=== DATA SUPPLIED ===
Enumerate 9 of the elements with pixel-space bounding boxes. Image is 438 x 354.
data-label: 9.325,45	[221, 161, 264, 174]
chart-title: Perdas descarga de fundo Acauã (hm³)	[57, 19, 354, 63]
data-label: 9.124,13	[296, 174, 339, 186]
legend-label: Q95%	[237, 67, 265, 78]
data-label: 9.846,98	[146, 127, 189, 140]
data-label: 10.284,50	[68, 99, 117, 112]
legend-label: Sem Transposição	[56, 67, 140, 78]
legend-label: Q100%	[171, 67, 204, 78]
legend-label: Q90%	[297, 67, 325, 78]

=== EXERCISE BRIEF ===
Write the entries above as a two-column CSV with the header columns instruction and output. Give one row per entry, with its text and its answer each in a single quoted field and line breaks replaced by spaces.

=== SOLUTION ===
instruction,output
"Enumerate 9 of the elements with pixel-space bounding boxes. Image is 438 x 354.","data-label: 9.325,45	[221, 161, 264, 174] chart-title: Perdas descarga de fundo Acauã (hm³)	[57, 19, 354, 63] data-label: 9.124,13	[296, 174, 339, 186] legend-label: Q95%	[237, 67, 265, 78] data-label: 9.846,98	[146, 127, 189, 140] data-label: 10.284,50	[68, 99, 117, 112] legend-label: Sem Transposição	[56, 67, 140, 78] legend-label: Q100%	[171, 67, 204, 78] legend-label: Q90%	[297, 67, 325, 78]"